**GOAL:**
Print every line of the listing below verbatim, leaving out the picture.

**DATA SUPPLIED:**
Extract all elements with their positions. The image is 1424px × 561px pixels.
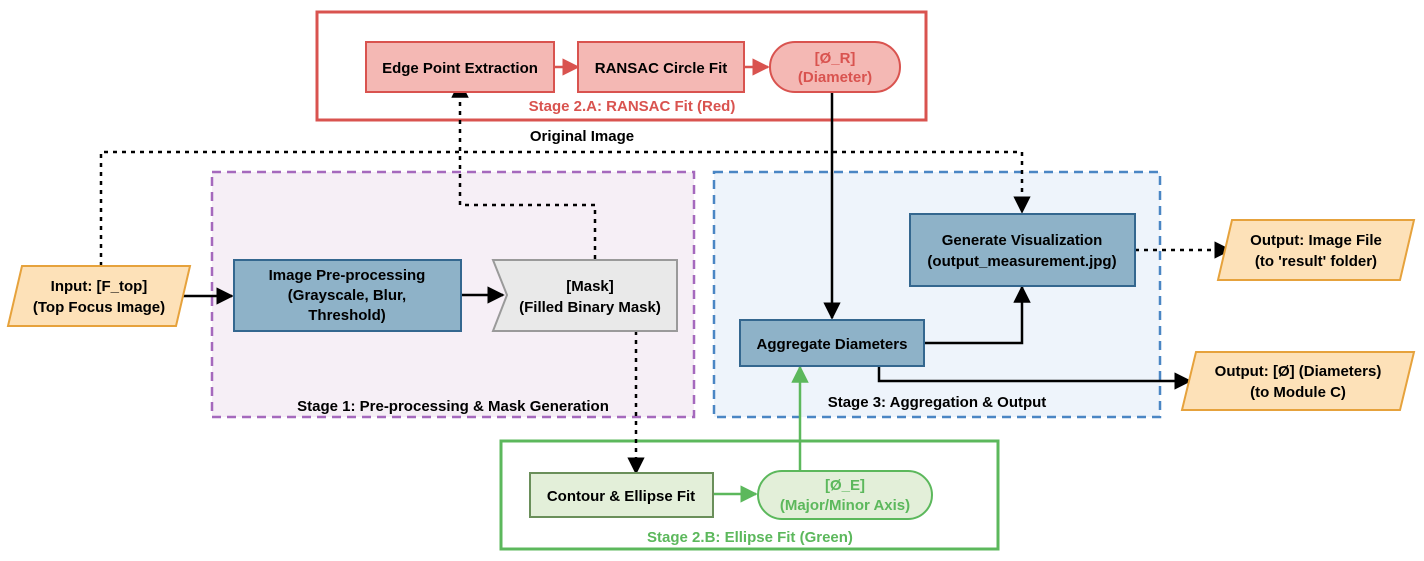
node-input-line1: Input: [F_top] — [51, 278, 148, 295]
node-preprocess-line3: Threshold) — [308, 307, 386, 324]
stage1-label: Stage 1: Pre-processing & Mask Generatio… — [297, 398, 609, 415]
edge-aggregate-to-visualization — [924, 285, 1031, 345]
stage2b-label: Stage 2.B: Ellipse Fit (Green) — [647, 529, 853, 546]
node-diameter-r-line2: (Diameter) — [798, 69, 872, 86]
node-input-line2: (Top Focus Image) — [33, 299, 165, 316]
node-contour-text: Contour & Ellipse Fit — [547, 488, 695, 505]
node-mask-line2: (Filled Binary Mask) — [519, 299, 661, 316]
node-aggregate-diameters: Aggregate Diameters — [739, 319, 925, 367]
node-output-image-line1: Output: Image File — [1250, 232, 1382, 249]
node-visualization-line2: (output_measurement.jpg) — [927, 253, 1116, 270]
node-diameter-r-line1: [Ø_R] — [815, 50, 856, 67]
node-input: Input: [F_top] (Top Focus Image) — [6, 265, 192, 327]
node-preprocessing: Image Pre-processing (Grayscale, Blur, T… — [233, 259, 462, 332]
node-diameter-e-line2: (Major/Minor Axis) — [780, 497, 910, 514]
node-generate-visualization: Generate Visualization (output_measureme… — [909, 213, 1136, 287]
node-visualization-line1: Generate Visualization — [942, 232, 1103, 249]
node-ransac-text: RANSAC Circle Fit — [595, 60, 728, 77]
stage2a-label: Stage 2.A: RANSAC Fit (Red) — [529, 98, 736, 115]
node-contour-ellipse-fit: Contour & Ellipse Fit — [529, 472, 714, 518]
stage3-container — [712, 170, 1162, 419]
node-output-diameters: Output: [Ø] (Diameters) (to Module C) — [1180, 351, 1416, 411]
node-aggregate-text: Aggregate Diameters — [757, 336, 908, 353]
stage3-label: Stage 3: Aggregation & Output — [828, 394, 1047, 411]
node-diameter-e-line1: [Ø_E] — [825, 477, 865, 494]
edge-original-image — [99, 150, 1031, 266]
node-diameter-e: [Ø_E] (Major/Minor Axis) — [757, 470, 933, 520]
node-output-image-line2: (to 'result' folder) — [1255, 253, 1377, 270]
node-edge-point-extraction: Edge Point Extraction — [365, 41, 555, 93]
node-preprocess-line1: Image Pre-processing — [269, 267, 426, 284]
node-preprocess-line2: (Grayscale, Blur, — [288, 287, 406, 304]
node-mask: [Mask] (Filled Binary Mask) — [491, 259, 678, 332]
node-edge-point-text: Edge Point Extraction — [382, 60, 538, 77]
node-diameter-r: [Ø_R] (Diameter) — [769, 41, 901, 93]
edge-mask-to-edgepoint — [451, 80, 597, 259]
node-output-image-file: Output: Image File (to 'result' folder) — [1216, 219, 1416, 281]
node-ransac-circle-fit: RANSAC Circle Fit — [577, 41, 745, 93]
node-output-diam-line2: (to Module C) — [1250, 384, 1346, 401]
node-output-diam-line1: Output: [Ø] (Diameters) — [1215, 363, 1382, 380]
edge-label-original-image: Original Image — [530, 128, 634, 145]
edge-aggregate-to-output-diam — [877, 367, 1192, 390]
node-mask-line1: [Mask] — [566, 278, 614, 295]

**ANSWER IN FULL:**
Extract all elements with their positions. The image is 1424px × 561px pixels.
node-input-line1: Input: [F_top] — [51, 278, 148, 295]
node-preprocess-line3: Threshold) — [308, 307, 386, 324]
stage1-label: Stage 1: Pre-processing & Mask Generatio… — [297, 398, 609, 415]
edge-aggregate-to-visualization — [924, 285, 1031, 345]
stage2b-label: Stage 2.B: Ellipse Fit (Green) — [647, 529, 853, 546]
node-diameter-r-line2: (Diameter) — [798, 69, 872, 86]
node-input-line2: (Top Focus Image) — [33, 299, 165, 316]
node-contour-text: Contour & Ellipse Fit — [547, 488, 695, 505]
node-mask-line2: (Filled Binary Mask) — [519, 299, 661, 316]
node-aggregate-diameters: Aggregate Diameters — [739, 319, 925, 367]
node-output-image-line1: Output: Image File — [1250, 232, 1382, 249]
node-visualization-line2: (output_measurement.jpg) — [927, 253, 1116, 270]
node-diameter-r-line1: [Ø_R] — [815, 50, 856, 67]
node-input: Input: [F_top] (Top Focus Image) — [6, 265, 192, 327]
node-preprocessing: Image Pre-processing (Grayscale, Blur, T… — [233, 259, 462, 332]
node-diameter-e-line2: (Major/Minor Axis) — [780, 497, 910, 514]
node-generate-visualization: Generate Visualization (output_measureme… — [909, 213, 1136, 287]
node-visualization-line1: Generate Visualization — [942, 232, 1103, 249]
node-ransac-text: RANSAC Circle Fit — [595, 60, 728, 77]
stage2a-label: Stage 2.A: RANSAC Fit (Red) — [529, 98, 736, 115]
node-contour-ellipse-fit: Contour & Ellipse Fit — [529, 472, 714, 518]
stage3-container — [712, 170, 1162, 419]
node-output-diameters: Output: [Ø] (Diameters) (to Module C) — [1180, 351, 1416, 411]
node-aggregate-text: Aggregate Diameters — [757, 336, 908, 353]
stage3-label: Stage 3: Aggregation & Output — [828, 394, 1047, 411]
node-diameter-e-line1: [Ø_E] — [825, 477, 865, 494]
edge-original-image — [99, 150, 1031, 266]
node-diameter-e: [Ø_E] (Major/Minor Axis) — [757, 470, 933, 520]
node-output-image-line2: (to 'result' folder) — [1255, 253, 1377, 270]
node-edge-point-extraction: Edge Point Extraction — [365, 41, 555, 93]
node-preprocess-line1: Image Pre-processing — [269, 267, 426, 284]
node-preprocess-line2: (Grayscale, Blur, — [288, 287, 406, 304]
node-mask: [Mask] (Filled Binary Mask) — [491, 259, 678, 332]
node-edge-point-text: Edge Point Extraction — [382, 60, 538, 77]
node-diameter-r: [Ø_R] (Diameter) — [769, 41, 901, 93]
edge-mask-to-edgepoint — [451, 80, 597, 259]
node-output-image-file: Output: Image File (to 'result' folder) — [1216, 219, 1416, 281]
node-ransac-circle-fit: RANSAC Circle Fit — [577, 41, 745, 93]
node-output-diam-line2: (to Module C) — [1250, 384, 1346, 401]
node-output-diam-line1: Output: [Ø] (Diameters) — [1215, 363, 1382, 380]
edge-label-original-image: Original Image — [530, 128, 634, 145]
edge-aggregate-to-output-diam — [877, 367, 1192, 390]
node-mask-line1: [Mask] — [566, 278, 614, 295]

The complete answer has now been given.